[start]

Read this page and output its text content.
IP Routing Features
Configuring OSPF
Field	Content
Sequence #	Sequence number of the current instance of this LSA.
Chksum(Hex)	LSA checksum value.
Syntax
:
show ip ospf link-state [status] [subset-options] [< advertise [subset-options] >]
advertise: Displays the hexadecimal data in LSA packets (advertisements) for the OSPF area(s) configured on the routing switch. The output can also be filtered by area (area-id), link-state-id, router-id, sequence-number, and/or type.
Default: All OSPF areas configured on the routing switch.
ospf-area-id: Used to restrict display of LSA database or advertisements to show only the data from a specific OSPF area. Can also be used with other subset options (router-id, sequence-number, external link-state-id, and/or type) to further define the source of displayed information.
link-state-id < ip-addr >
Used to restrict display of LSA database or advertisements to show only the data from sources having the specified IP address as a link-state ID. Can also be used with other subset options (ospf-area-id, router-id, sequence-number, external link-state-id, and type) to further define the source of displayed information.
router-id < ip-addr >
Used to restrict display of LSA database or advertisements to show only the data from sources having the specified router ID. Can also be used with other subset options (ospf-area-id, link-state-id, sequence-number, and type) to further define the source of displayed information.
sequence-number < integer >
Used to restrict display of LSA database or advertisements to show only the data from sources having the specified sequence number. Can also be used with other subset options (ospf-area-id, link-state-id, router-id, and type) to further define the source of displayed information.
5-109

[end]
[start]

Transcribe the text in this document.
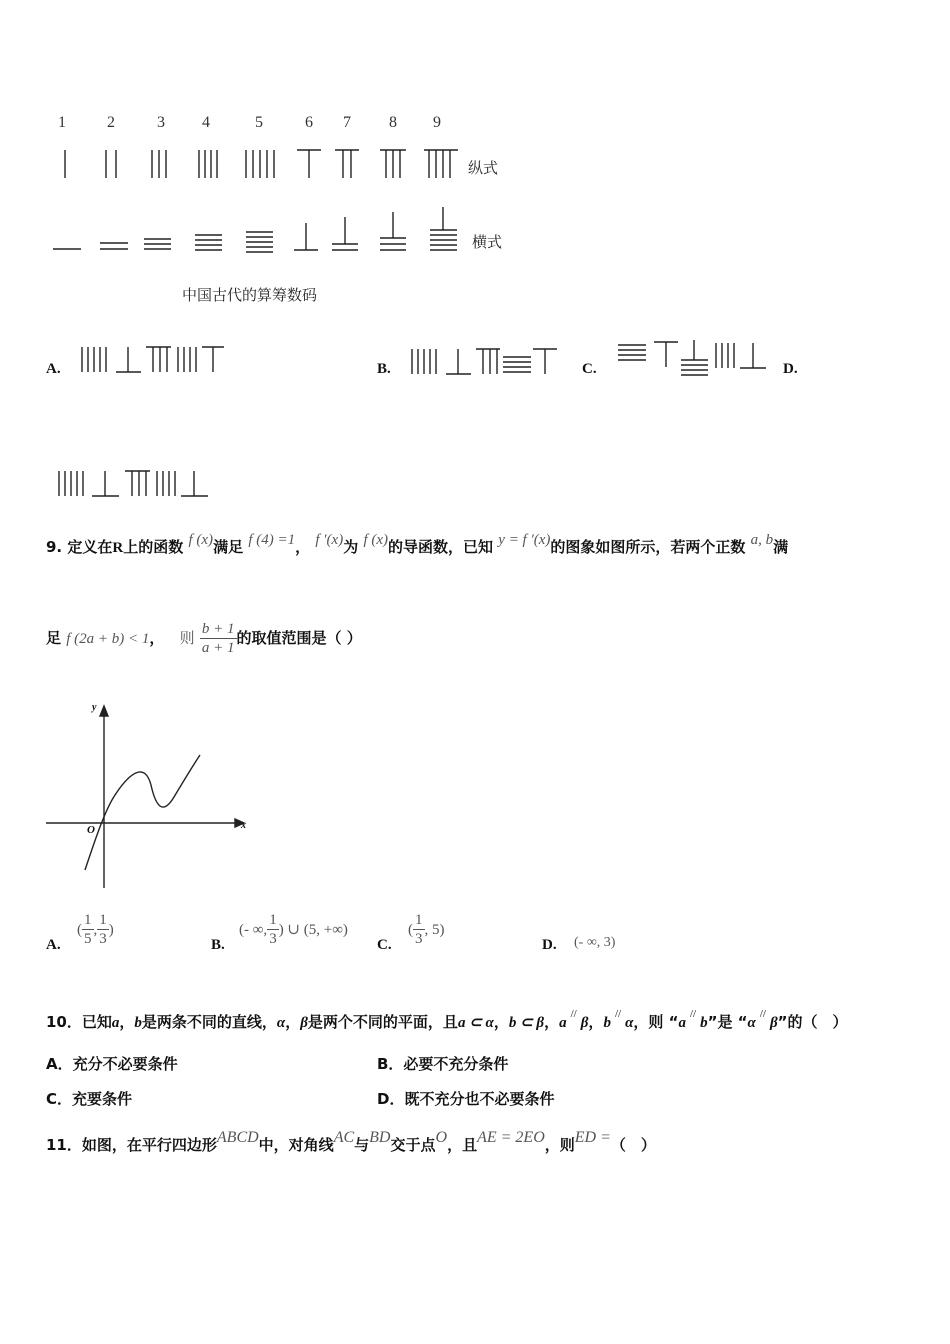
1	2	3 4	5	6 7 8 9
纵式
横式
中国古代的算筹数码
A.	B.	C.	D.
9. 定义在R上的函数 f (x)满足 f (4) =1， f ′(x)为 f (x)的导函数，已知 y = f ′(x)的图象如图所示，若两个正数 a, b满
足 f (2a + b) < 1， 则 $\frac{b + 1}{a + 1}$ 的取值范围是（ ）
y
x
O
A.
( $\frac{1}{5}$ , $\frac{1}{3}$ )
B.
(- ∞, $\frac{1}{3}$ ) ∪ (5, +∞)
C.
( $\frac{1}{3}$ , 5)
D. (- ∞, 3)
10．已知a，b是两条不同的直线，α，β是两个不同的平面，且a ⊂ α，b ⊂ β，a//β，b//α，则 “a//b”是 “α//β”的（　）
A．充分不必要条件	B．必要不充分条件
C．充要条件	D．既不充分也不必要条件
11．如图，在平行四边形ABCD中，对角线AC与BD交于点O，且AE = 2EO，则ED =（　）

[end]

The problem. Copy out each line of the records where the string "text" appears.

Answer to the problem.
Read this page and output its text content.
Transcribe the text in this document.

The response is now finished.